REQUIREMENT ::
Extract every record, keeping each one exactly as it is.

RECORD EXTRACTS ::
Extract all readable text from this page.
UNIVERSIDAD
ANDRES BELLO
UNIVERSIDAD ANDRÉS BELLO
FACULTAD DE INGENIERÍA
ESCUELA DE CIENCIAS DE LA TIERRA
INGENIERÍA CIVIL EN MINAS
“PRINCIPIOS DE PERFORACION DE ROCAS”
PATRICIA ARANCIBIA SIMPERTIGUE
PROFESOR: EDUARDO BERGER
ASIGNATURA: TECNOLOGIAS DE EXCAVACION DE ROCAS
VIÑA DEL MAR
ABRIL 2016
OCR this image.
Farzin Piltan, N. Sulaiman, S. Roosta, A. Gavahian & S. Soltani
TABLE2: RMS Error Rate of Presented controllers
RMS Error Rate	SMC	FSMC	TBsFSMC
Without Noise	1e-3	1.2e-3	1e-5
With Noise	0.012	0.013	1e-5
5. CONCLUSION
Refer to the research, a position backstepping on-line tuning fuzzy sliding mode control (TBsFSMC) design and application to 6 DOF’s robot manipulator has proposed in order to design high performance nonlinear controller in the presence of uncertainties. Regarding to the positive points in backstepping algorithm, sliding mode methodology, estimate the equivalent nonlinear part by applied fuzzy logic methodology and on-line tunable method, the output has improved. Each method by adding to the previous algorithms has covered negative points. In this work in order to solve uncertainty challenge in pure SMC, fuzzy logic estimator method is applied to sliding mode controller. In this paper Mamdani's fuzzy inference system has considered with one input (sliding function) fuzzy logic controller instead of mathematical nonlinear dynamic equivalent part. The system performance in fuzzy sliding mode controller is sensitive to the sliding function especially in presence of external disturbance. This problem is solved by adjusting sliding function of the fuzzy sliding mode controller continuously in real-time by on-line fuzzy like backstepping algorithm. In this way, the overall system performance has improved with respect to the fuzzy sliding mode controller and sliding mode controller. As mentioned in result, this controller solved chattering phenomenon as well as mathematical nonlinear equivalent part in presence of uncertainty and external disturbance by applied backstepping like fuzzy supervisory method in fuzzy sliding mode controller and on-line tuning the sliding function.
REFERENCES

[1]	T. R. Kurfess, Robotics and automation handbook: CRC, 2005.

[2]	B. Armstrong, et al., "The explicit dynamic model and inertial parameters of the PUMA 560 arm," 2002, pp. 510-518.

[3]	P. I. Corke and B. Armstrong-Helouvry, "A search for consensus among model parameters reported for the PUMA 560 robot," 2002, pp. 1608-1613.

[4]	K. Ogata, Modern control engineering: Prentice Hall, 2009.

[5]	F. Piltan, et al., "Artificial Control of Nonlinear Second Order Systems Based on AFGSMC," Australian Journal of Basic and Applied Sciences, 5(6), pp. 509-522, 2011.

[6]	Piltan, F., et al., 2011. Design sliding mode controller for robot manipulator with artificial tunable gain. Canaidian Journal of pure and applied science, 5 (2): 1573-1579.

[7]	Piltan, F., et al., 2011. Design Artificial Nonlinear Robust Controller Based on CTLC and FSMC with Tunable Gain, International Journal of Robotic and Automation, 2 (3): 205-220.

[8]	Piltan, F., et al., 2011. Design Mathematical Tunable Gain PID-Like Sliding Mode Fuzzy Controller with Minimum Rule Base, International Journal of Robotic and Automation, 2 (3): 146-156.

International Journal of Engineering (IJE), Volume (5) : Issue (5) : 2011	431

THE OUTPUT ::
Extract all readable text from this page.
UNIVERSIDAD
ANDRES BELLO
UNIVERSIDAD ANDRÉS BELLO
FACULTAD DE INGENIERÍA
ESCUELA DE CIENCIAS DE LA TIERRA
INGENIERÍA CIVIL EN MINAS
“PRINCIPIOS DE PERFORACION DE ROCAS”
PATRICIA ARANCIBIA SIMPERTIGUE
PROFESOR: EDUARDO BERGER
ASIGNATURA: TECNOLOGIAS DE EXCAVACION DE ROCAS
VIÑA DEL MAR
ABRIL 2016
OCR this image.
Farzin Piltan, N. Sulaiman, S. Roosta, A. Gavahian & S. Soltani
TABLE2: RMS Error Rate of Presented controllers
RMS Error Rate	SMC	FSMC	TBsFSMC
Without Noise	1e-3	1.2e-3	1e-5
With Noise	0.012	0.013	1e-5
5. CONCLUSION
Refer to the research, a position backstepping on-line tuning fuzzy sliding mode control (TBsFSMC) design and application to 6 DOF’s robot manipulator has proposed in order to design high performance nonlinear controller in the presence of uncertainties. Regarding to the positive points in backstepping algorithm, sliding mode methodology, estimate the equivalent nonlinear part by applied fuzzy logic methodology and on-line tunable method, the output has improved. Each method by adding to the previous algorithms has covered negative points. In this work in order to solve uncertainty challenge in pure SMC, fuzzy logic estimator method is applied to sliding mode controller. In this paper Mamdani's fuzzy inference system has considered with one input (sliding function) fuzzy logic controller instead of mathematical nonlinear dynamic equivalent part. The system performance in fuzzy sliding mode controller is sensitive to the sliding function especially in presence of external disturbance. This problem is solved by adjusting sliding function of the fuzzy sliding mode controller continuously in real-time by on-line fuzzy like backstepping algorithm. In this way, the overall system performance has improved with respect to the fuzzy sliding mode controller and sliding mode controller. As mentioned in result, this controller solved chattering phenomenon as well as mathematical nonlinear equivalent part in presence of uncertainty and external disturbance by applied backstepping like fuzzy supervisory method in fuzzy sliding mode controller and on-line tuning the sliding function.
REFERENCES

[1]	T. R. Kurfess, Robotics and automation handbook: CRC, 2005.

[2]	B. Armstrong, et al., "The explicit dynamic model and inertial parameters of the PUMA 560 arm," 2002, pp. 510-518.

[3]	P. I. Corke and B. Armstrong-Helouvry, "A search for consensus among model parameters reported for the PUMA 560 robot," 2002, pp. 1608-1613.

[4]	K. Ogata, Modern control engineering: Prentice Hall, 2009.

[5]	F. Piltan, et al., "Artificial Control of Nonlinear Second Order Systems Based on AFGSMC," Australian Journal of Basic and Applied Sciences, 5(6), pp. 509-522, 2011.

[6]	Piltan, F., et al., 2011. Design sliding mode controller for robot manipulator with artificial tunable gain. Canaidian Journal of pure and applied science, 5 (2): 1573-1579.

[7]	Piltan, F., et al., 2011. Design Artificial Nonlinear Robust Controller Based on CTLC and FSMC with Tunable Gain, International Journal of Robotic and Automation, 2 (3): 205-220.

[8]	Piltan, F., et al., 2011. Design Mathematical Tunable Gain PID-Like Sliding Mode Fuzzy Controller with Minimum Rule Base, International Journal of Robotic and Automation, 2 (3): 146-156.

International Journal of Engineering (IJE), Volume (5) : Issue (5) : 2011	431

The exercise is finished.